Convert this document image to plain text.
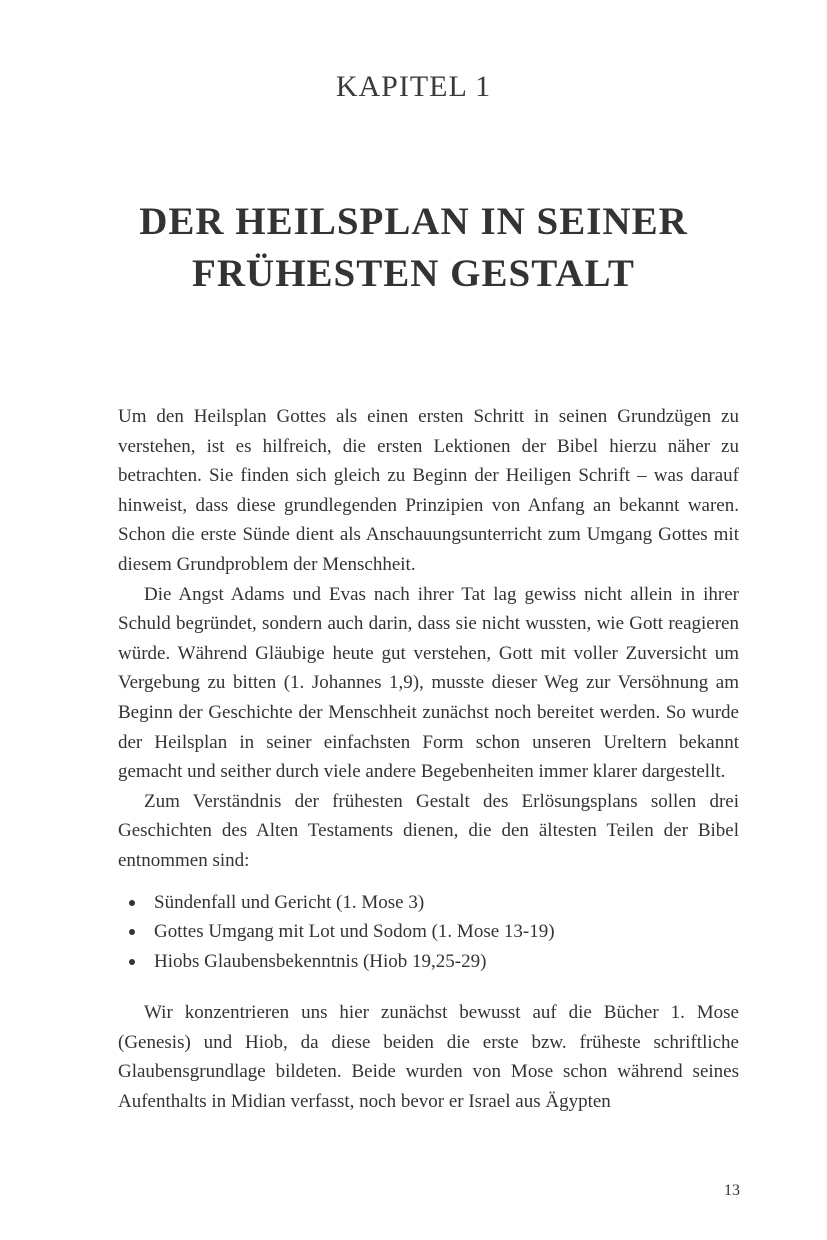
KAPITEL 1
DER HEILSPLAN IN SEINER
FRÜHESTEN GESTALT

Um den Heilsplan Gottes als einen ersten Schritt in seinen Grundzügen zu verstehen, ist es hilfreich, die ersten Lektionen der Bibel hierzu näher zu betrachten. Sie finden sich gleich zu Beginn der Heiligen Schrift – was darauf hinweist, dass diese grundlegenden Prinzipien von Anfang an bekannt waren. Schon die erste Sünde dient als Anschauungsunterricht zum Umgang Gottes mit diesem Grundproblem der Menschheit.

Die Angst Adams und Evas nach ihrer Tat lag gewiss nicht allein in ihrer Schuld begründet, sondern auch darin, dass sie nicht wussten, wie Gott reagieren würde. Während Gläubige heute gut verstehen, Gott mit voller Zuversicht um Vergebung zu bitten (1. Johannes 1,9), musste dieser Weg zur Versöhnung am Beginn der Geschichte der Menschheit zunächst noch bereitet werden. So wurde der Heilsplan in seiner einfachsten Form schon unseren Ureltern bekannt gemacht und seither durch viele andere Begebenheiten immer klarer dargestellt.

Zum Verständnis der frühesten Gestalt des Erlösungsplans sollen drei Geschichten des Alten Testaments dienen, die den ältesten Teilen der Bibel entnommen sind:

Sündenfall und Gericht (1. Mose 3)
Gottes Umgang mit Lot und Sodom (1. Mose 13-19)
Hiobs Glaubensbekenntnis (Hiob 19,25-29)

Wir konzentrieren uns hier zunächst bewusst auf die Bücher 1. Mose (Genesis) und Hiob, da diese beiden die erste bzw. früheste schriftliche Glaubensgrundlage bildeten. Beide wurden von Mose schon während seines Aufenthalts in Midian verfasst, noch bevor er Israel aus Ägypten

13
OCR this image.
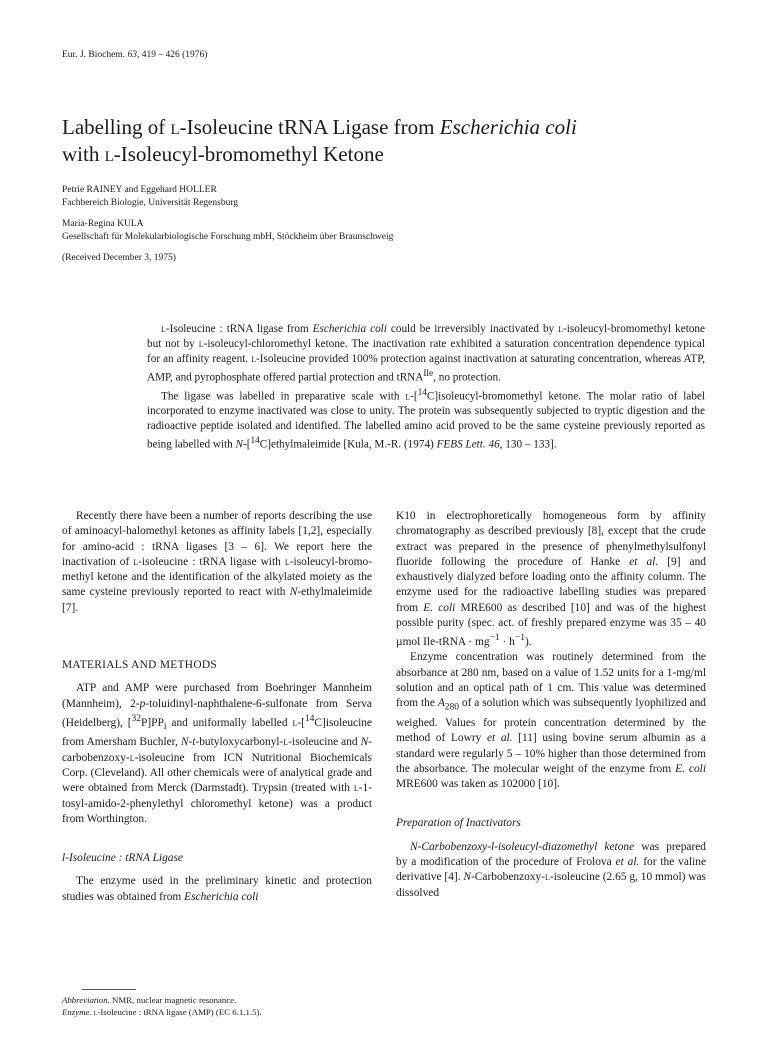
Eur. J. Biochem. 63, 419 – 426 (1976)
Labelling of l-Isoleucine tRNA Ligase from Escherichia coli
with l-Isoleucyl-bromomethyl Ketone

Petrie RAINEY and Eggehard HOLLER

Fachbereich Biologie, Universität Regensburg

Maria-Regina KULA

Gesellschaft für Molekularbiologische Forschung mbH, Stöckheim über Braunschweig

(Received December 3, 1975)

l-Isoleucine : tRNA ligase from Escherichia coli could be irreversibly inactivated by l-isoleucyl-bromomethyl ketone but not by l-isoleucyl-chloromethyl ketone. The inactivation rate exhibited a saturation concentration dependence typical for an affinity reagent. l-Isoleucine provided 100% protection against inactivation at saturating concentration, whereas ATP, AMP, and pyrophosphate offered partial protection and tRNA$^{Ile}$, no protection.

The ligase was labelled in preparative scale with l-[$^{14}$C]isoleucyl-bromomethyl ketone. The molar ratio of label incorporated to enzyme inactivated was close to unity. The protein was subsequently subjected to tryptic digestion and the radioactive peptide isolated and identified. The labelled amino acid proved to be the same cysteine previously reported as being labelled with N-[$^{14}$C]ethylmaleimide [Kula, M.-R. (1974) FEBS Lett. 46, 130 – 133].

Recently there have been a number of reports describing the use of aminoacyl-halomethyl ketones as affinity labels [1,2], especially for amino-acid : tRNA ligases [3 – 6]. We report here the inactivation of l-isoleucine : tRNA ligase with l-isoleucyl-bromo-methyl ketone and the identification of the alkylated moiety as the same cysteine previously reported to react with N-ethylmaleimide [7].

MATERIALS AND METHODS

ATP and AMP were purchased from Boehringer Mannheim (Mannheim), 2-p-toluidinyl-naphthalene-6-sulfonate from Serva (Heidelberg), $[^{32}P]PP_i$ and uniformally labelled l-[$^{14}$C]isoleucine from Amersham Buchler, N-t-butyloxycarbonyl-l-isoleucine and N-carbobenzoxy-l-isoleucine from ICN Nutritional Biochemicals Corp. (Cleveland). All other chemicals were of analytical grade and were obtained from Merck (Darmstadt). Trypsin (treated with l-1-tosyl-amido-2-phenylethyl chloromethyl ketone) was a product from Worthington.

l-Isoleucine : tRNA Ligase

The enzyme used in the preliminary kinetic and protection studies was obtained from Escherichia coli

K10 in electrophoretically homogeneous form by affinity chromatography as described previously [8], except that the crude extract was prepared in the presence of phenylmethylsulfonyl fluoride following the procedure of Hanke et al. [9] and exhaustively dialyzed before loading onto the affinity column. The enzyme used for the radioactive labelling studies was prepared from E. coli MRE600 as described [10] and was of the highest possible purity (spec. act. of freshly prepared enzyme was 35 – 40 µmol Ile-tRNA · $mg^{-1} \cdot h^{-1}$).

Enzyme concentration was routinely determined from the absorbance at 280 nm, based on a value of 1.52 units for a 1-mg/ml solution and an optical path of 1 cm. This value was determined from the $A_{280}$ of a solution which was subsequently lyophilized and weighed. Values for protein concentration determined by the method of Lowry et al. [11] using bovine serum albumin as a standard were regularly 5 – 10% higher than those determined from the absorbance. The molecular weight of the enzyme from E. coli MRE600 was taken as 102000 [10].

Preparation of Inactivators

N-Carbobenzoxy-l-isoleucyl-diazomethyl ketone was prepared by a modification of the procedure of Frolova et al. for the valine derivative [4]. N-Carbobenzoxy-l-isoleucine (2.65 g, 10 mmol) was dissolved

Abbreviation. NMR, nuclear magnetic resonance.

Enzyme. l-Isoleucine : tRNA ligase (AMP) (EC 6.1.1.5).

§ §

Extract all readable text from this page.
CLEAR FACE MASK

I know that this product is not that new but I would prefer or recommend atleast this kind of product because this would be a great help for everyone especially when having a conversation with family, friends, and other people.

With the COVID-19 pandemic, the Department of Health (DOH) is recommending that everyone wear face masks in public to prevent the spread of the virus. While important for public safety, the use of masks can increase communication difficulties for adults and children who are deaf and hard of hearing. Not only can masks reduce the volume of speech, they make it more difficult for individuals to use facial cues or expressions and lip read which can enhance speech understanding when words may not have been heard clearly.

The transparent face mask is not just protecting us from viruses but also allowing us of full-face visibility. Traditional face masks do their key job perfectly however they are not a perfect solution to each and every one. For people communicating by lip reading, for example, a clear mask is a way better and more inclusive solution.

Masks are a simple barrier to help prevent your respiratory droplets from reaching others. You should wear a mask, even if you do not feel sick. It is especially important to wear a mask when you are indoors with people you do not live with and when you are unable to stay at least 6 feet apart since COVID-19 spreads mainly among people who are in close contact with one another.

§ §

Prompt:
From the data above, copy each line where the string "text" appears.

Result of this exercise:
Convert this document image to plain text.
Extract all readable text from this page.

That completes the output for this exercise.